** start of Information provided **

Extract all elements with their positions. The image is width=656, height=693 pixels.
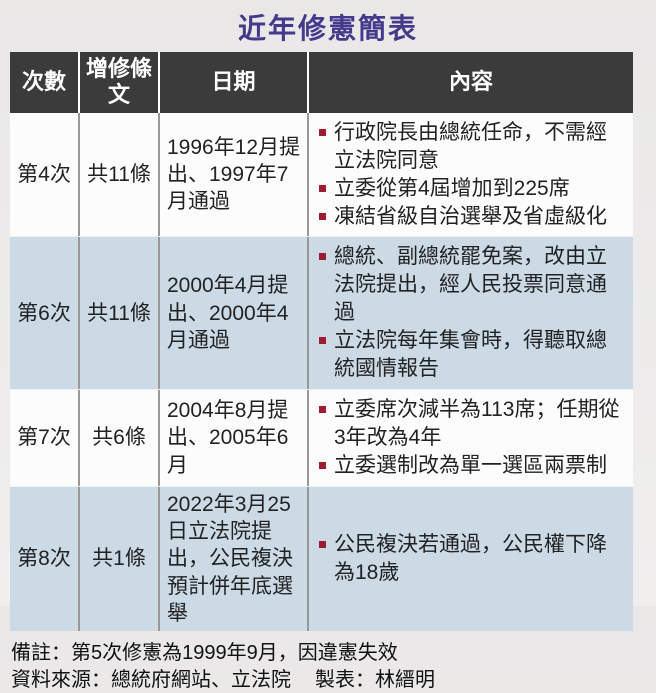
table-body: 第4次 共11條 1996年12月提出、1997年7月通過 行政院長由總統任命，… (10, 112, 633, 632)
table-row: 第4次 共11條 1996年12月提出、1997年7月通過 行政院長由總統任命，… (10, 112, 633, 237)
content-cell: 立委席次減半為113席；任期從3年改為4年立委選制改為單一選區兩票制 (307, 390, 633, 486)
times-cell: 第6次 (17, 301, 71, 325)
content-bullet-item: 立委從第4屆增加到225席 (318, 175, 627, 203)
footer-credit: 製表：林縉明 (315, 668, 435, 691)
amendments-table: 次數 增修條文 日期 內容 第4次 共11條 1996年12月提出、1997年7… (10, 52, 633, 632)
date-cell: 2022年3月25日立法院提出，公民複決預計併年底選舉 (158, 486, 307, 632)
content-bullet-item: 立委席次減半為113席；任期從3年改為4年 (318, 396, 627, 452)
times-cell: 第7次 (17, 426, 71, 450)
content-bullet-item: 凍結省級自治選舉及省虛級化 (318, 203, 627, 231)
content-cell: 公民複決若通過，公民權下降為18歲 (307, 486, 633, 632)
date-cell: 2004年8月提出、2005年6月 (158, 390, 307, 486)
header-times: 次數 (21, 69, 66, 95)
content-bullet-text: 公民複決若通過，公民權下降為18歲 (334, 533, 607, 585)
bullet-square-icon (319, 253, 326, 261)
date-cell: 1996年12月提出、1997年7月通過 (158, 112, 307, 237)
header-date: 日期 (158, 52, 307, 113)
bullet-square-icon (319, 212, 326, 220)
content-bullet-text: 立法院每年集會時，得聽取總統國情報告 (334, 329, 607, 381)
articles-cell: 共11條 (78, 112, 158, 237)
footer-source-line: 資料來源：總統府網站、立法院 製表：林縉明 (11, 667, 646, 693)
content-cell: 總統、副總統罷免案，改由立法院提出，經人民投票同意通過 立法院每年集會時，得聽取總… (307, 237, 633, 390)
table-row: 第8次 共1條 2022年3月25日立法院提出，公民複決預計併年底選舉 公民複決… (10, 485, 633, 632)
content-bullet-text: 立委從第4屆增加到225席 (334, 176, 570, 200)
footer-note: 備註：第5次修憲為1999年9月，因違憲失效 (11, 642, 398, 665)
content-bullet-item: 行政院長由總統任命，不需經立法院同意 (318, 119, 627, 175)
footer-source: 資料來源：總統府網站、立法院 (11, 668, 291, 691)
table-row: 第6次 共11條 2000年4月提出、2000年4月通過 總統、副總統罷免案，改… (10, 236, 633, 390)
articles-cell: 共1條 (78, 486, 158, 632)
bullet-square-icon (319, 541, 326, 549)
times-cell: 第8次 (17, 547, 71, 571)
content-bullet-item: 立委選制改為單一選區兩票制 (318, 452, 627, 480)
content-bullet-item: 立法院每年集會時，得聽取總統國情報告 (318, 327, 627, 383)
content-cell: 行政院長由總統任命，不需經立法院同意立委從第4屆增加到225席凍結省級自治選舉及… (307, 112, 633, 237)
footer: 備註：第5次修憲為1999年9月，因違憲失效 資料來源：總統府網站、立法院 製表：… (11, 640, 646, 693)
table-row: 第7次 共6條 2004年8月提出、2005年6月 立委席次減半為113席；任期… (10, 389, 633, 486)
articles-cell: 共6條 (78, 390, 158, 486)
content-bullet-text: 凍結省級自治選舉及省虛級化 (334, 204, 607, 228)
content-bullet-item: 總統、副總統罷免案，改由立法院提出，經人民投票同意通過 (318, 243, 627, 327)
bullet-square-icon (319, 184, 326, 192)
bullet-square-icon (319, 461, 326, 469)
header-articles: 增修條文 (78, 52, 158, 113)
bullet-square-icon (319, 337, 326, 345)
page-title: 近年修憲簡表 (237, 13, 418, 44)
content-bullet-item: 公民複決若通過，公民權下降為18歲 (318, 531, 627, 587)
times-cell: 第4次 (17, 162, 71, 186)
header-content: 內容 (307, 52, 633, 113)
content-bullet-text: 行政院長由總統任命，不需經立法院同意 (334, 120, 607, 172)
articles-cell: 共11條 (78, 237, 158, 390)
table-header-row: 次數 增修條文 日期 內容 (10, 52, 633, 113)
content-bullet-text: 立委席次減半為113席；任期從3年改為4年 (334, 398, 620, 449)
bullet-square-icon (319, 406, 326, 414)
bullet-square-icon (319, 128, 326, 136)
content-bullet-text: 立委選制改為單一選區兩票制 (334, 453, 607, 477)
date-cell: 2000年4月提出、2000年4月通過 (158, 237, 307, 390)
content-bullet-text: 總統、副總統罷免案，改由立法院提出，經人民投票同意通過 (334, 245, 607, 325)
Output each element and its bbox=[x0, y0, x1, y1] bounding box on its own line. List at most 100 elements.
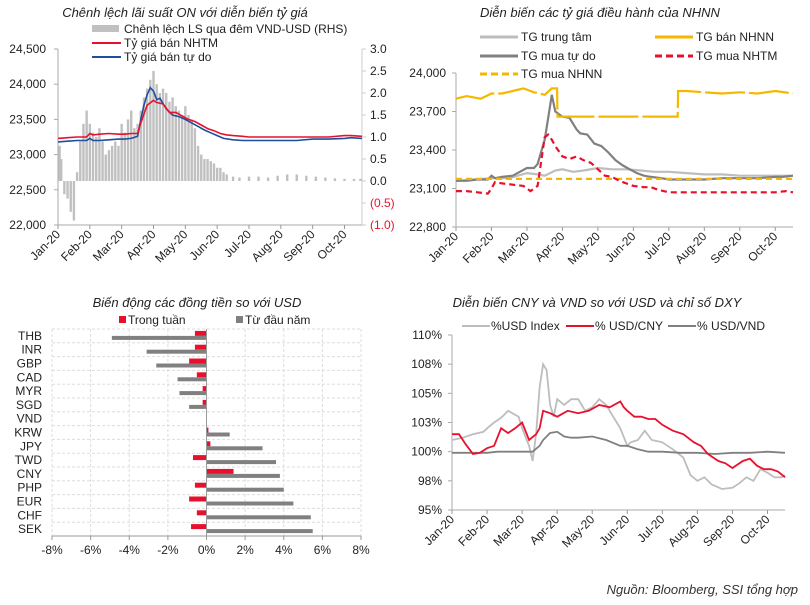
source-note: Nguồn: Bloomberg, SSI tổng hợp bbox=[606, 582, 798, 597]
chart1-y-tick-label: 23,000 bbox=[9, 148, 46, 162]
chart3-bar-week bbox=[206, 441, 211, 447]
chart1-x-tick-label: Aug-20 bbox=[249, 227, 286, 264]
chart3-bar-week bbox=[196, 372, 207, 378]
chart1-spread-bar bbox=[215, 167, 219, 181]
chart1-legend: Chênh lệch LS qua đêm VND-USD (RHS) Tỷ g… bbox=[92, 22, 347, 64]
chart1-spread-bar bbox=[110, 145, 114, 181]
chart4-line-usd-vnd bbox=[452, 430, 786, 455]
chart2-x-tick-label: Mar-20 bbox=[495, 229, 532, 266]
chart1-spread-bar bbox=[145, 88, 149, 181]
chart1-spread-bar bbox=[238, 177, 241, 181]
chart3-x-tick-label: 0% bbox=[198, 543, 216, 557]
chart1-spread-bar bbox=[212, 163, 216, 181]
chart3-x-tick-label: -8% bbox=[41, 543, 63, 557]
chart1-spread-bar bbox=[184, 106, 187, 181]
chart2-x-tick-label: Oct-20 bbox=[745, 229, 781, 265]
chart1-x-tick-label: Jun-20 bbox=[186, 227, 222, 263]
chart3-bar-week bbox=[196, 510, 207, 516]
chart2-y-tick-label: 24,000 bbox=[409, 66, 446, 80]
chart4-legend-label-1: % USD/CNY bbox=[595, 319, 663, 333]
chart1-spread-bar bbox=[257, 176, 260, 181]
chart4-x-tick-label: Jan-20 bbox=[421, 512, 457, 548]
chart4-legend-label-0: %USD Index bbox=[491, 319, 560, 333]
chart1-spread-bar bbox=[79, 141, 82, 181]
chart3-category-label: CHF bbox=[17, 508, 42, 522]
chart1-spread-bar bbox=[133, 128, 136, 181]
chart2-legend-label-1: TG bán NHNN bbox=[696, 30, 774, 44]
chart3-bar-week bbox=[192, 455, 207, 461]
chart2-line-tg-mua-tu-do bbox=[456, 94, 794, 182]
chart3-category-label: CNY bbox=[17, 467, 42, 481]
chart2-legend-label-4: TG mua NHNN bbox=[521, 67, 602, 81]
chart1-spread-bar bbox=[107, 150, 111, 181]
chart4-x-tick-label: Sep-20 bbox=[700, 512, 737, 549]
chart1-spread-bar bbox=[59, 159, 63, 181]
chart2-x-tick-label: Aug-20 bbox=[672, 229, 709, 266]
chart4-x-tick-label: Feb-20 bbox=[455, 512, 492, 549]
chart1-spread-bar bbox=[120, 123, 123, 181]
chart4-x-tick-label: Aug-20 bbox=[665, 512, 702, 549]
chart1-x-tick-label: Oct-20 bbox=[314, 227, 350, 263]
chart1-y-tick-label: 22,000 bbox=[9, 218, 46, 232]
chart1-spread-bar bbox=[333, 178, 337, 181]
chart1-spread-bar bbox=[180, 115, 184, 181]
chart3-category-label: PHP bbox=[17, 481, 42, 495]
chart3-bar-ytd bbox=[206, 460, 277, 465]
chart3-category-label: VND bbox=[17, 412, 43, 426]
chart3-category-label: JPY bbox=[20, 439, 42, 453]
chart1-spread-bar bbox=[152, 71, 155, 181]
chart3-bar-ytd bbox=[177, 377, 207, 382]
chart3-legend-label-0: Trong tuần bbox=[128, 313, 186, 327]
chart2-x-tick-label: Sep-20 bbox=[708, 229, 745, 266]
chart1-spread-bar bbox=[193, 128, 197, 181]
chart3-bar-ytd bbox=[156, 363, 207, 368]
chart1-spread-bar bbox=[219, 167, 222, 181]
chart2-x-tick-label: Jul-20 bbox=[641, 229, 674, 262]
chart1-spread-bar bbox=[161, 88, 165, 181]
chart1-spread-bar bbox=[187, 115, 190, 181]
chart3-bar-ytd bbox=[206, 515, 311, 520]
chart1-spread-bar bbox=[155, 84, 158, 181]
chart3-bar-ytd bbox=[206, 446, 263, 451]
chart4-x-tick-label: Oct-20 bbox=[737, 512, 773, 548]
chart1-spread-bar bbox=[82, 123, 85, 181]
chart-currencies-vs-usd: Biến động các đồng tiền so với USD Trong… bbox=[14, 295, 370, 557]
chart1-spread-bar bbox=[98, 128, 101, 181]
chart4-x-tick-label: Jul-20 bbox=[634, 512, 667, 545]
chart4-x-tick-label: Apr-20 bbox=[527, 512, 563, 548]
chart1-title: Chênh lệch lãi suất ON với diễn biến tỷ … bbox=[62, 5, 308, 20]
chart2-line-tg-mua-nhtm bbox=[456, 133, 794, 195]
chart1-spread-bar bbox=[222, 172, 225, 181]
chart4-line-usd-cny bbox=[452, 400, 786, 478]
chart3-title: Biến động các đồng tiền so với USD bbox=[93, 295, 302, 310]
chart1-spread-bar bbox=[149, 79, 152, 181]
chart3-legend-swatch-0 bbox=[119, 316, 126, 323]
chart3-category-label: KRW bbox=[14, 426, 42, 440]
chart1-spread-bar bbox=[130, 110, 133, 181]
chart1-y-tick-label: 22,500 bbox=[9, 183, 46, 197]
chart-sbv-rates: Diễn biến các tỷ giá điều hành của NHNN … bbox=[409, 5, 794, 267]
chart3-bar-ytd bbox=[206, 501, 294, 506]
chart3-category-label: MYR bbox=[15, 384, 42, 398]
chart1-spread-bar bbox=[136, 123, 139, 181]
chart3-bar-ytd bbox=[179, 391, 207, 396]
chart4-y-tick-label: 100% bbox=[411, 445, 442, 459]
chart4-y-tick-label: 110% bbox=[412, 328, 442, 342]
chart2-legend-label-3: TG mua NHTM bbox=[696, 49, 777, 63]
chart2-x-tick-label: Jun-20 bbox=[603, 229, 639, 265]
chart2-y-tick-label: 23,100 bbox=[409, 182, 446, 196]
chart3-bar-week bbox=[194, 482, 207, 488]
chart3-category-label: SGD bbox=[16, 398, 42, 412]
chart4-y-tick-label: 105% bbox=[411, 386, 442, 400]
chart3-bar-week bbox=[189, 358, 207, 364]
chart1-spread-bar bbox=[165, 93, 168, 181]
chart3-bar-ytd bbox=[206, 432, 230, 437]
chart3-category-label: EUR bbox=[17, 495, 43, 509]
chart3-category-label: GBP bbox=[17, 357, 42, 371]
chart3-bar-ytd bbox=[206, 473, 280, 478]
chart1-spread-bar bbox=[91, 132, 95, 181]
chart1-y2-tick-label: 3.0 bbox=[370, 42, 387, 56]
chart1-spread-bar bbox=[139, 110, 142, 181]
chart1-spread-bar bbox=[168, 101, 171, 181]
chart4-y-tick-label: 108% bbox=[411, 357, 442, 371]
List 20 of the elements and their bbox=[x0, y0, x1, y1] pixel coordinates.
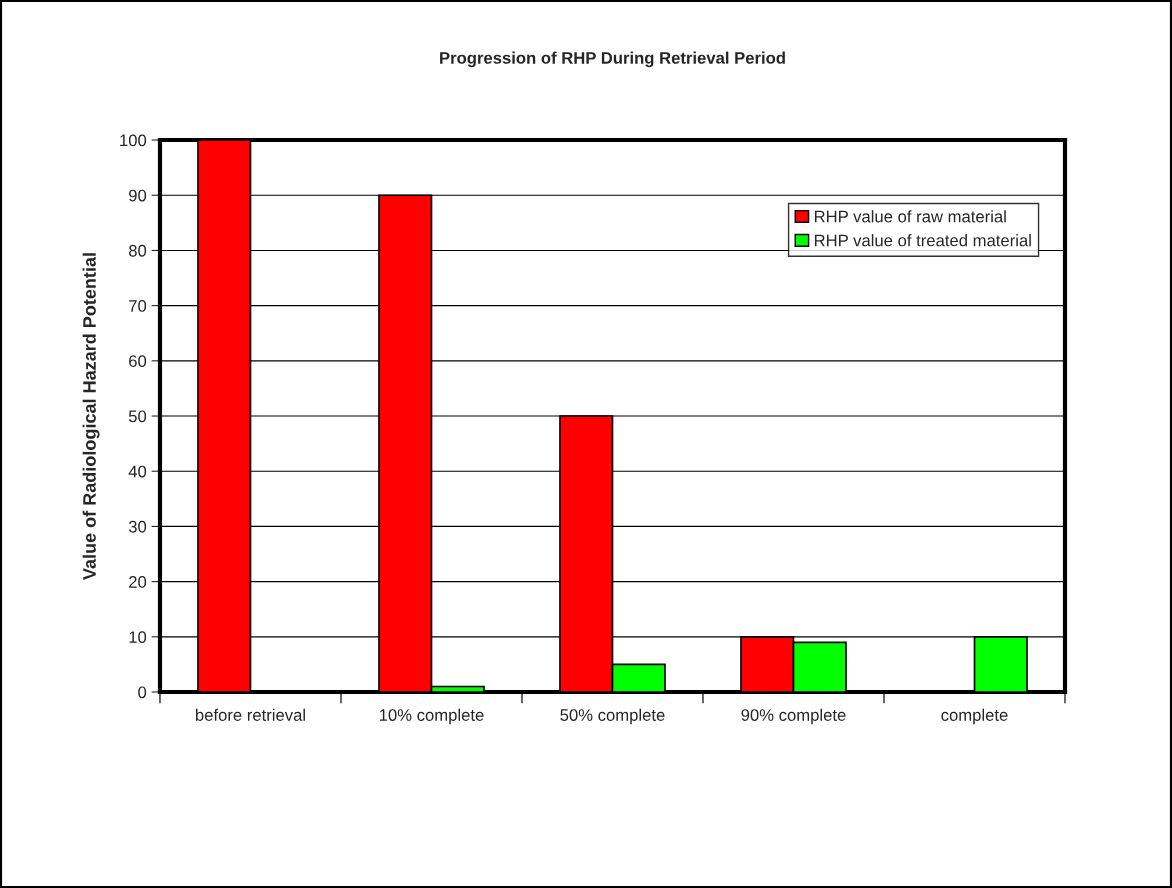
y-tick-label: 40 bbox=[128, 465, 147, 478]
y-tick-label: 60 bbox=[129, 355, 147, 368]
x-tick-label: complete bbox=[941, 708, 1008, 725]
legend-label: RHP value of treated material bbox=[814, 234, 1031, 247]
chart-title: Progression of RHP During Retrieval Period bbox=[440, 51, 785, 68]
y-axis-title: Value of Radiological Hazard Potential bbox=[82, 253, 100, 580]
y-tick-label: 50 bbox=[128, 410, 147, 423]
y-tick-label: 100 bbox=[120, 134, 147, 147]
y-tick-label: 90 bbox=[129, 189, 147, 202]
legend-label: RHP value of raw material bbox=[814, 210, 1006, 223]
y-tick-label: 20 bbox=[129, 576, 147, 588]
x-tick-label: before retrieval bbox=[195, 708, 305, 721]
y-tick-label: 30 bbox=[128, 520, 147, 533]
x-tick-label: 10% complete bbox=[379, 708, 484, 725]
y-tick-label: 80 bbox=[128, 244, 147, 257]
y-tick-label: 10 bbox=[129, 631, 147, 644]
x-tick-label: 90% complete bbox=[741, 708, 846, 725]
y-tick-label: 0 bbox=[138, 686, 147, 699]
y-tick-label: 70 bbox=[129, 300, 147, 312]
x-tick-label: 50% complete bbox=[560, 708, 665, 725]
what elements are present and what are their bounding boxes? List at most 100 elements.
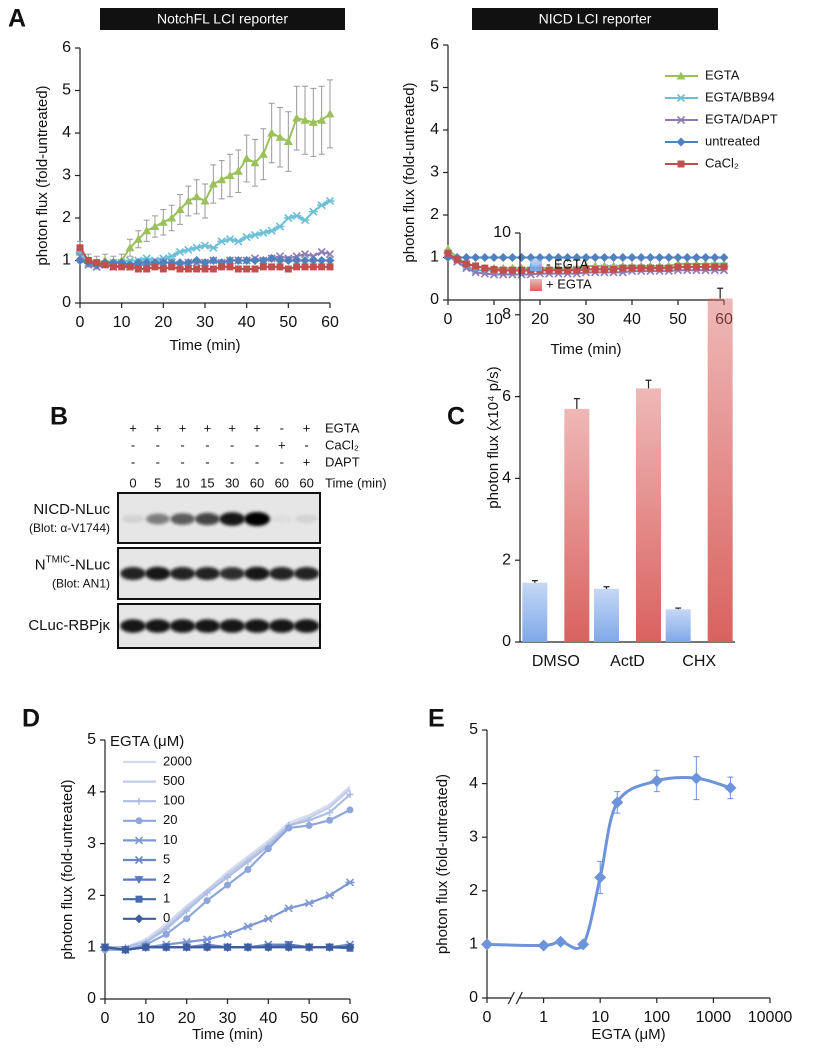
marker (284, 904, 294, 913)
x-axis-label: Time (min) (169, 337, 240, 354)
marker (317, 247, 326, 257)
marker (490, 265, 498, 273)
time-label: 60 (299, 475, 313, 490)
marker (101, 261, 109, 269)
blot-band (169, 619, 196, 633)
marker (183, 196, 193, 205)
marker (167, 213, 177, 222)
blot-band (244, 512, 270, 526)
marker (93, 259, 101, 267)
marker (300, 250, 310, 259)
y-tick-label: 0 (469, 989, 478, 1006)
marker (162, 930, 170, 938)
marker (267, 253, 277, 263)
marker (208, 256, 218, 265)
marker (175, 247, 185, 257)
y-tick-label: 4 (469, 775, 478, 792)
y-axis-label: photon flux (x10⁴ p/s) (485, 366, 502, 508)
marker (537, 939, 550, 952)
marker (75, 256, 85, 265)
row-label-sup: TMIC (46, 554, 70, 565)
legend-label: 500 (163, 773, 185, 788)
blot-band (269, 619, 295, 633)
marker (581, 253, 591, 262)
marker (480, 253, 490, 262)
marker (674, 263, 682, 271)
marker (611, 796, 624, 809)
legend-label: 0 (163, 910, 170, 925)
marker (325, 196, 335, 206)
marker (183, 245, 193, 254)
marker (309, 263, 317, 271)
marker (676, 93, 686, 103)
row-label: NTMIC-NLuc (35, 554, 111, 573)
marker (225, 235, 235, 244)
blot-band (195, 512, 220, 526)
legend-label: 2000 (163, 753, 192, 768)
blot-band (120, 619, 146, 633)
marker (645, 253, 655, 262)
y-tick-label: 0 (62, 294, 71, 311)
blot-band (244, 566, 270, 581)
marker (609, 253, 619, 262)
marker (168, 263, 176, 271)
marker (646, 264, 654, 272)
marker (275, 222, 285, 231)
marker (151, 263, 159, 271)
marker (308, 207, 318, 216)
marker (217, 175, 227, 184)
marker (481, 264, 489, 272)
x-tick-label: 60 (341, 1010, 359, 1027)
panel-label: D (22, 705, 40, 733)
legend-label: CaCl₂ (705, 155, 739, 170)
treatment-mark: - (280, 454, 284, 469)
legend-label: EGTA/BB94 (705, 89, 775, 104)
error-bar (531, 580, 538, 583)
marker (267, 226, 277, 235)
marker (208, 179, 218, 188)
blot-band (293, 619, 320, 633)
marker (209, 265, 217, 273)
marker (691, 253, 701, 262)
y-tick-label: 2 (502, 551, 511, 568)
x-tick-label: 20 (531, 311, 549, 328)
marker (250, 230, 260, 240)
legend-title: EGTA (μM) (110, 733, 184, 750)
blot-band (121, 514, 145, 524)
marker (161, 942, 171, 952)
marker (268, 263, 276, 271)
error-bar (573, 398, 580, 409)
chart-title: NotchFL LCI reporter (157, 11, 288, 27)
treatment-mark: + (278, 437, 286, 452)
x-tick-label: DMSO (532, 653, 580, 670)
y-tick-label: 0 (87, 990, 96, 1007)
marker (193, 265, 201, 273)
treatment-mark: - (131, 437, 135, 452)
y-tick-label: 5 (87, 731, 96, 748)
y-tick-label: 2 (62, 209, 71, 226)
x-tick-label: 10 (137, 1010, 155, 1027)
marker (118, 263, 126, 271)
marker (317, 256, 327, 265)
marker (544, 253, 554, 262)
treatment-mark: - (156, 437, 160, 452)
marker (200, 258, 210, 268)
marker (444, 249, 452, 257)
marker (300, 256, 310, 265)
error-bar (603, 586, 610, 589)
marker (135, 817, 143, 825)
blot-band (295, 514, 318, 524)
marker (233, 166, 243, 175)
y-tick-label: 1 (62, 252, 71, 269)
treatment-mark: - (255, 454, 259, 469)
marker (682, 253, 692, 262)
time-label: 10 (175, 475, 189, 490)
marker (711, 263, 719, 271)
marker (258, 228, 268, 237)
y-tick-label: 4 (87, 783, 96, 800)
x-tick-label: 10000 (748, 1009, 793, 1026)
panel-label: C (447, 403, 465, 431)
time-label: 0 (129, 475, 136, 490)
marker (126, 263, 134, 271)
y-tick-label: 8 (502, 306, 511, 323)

** end of Information provided **

**What to do**
Rewrite the part that opens with the line containing "marker (284, 904, 294, 913)" and closes with the line containing "blot-band (293, 619, 320, 633)", switching each "legend-label" to "key-label" and leaving all else unchanged.

**Task output**
marker (284, 904, 294, 913)
x-axis-label: Time (min) (169, 337, 240, 354)
marker (317, 247, 326, 257)
marker (490, 265, 498, 273)
time-label: 60 (299, 475, 313, 490)
marker (101, 261, 109, 269)
blot-band (169, 619, 196, 633)
marker (183, 196, 193, 205)
marker (167, 213, 177, 222)
blot-band (244, 512, 270, 526)
marker (93, 259, 101, 267)
marker (300, 250, 310, 259)
y-tick-label: 0 (469, 989, 478, 1006)
marker (162, 930, 170, 938)
marker (267, 253, 277, 263)
marker (208, 256, 218, 265)
marker (175, 247, 185, 257)
y-tick-label: 4 (469, 775, 478, 792)
y-axis-label: photon flux (x10⁴ p/s) (485, 366, 502, 508)
marker (537, 939, 550, 952)
marker (75, 256, 85, 265)
row-label-sup: TMIC (46, 554, 70, 565)
key-label: 500 (163, 773, 185, 788)
blot-band (269, 619, 295, 633)
marker (581, 253, 591, 262)
marker (480, 253, 490, 262)
marker (674, 263, 682, 271)
marker (611, 796, 624, 809)
key-label: 0 (163, 910, 170, 925)
marker (325, 196, 335, 206)
marker (183, 245, 193, 254)
marker (309, 263, 317, 271)
marker (676, 93, 686, 103)
row-label: NTMIC-NLuc (35, 554, 111, 573)
marker (225, 235, 235, 244)
blot-band (195, 512, 220, 526)
key-label: 2000 (163, 753, 192, 768)
blot-band (120, 619, 146, 633)
marker (645, 253, 655, 262)
y-tick-label: 0 (62, 294, 71, 311)
blot-band (244, 566, 270, 581)
marker (609, 253, 619, 262)
marker (168, 263, 176, 271)
marker (646, 264, 654, 272)
marker (275, 222, 285, 231)
marker (151, 263, 159, 271)
marker (308, 207, 318, 216)
marker (217, 175, 227, 184)
marker (481, 264, 489, 272)
x-tick-label: 60 (341, 1010, 359, 1027)
panel-label: D (22, 705, 40, 733)
key-label: CaCl₂ (705, 155, 739, 170)
treatment-mark: - (280, 454, 284, 469)
key-label: EGTA/BB94 (705, 89, 775, 104)
error-bar (531, 580, 538, 583)
marker (267, 226, 277, 235)
marker (208, 179, 218, 188)
blot-band (293, 619, 320, 633)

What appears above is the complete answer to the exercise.